Records >>
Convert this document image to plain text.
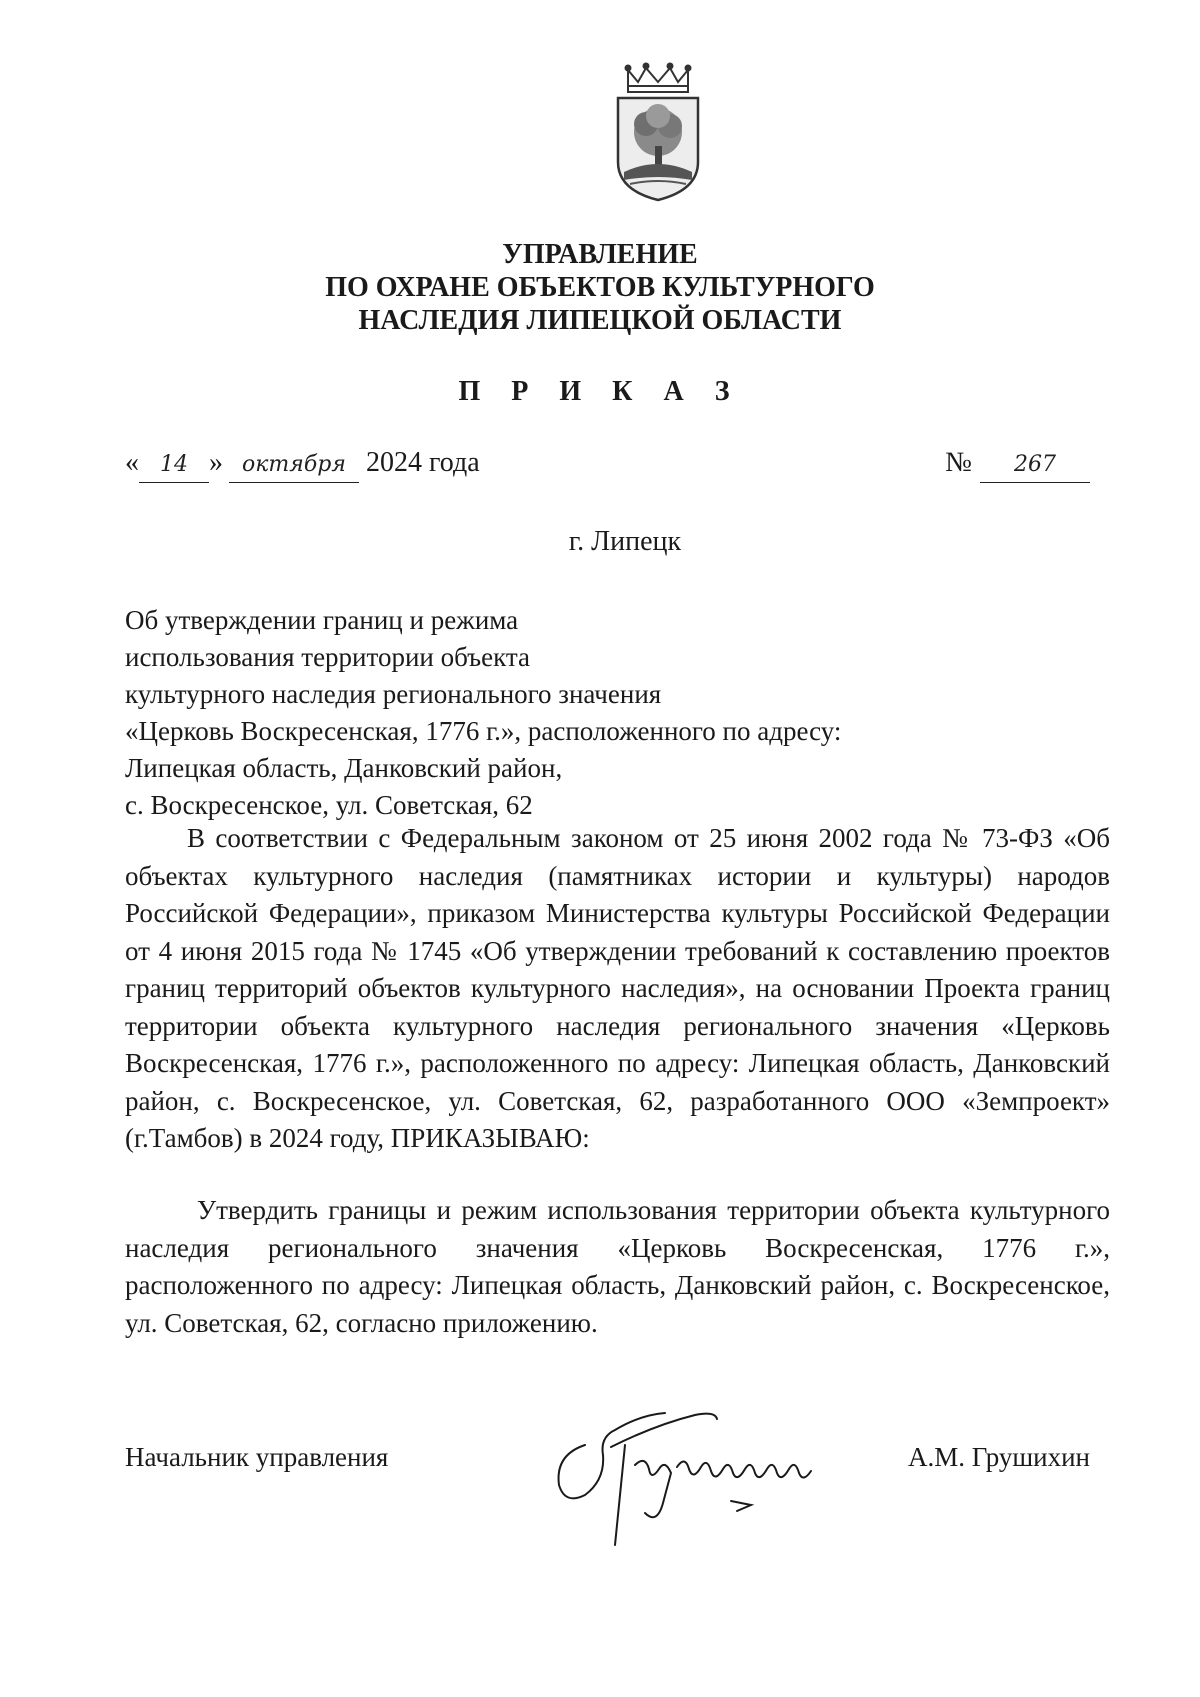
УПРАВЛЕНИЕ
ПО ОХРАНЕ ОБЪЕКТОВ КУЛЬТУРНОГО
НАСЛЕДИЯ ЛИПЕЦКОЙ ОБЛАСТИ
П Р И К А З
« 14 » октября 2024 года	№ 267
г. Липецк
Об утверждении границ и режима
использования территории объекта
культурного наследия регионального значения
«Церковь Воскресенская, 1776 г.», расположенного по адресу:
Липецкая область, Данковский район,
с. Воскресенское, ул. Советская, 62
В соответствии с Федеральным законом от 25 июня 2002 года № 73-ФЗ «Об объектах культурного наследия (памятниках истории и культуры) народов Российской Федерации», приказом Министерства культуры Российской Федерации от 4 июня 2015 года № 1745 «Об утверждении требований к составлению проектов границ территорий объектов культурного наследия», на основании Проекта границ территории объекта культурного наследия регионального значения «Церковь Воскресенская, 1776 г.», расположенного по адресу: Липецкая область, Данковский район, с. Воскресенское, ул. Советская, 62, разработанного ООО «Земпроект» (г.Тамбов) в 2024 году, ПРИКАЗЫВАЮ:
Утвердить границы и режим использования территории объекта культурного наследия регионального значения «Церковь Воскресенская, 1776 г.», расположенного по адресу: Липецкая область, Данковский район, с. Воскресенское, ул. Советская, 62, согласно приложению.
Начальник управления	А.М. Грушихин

Given instruction >>
Quote each line of the listing exactly, but leave the pictures out.

Response for this exercise >>
Convert this document image to plain text.
УПРАВЛЕНИЕ
ПО ОХРАНЕ ОБЪЕКТОВ КУЛЬТУРНОГО
НАСЛЕДИЯ ЛИПЕЦКОЙ ОБЛАСТИ
П Р И К А З
« 14 » октября 2024 года	№ 267
г. Липецк
Об утверждении границ и режима
использования территории объекта
культурного наследия регионального значения
«Церковь Воскресенская, 1776 г.», расположенного по адресу:
Липецкая область, Данковский район,
с. Воскресенское, ул. Советская, 62
В соответствии с Федеральным законом от 25 июня 2002 года № 73-ФЗ «Об объектах культурного наследия (памятниках истории и культуры) народов Российской Федерации», приказом Министерства культуры Российской Федерации от 4 июня 2015 года № 1745 «Об утверждении требований к составлению проектов границ территорий объектов культурного наследия», на основании Проекта границ территории объекта культурного наследия регионального значения «Церковь Воскресенская, 1776 г.», расположенного по адресу: Липецкая область, Данковский район, с. Воскресенское, ул. Советская, 62, разработанного ООО «Земпроект» (г.Тамбов) в 2024 году, ПРИКАЗЫВАЮ:
Утвердить границы и режим использования территории объекта культурного наследия регионального значения «Церковь Воскресенская, 1776 г.», расположенного по адресу: Липецкая область, Данковский район, с. Воскресенское, ул. Советская, 62, согласно приложению.
Начальник управления	А.М. Грушихин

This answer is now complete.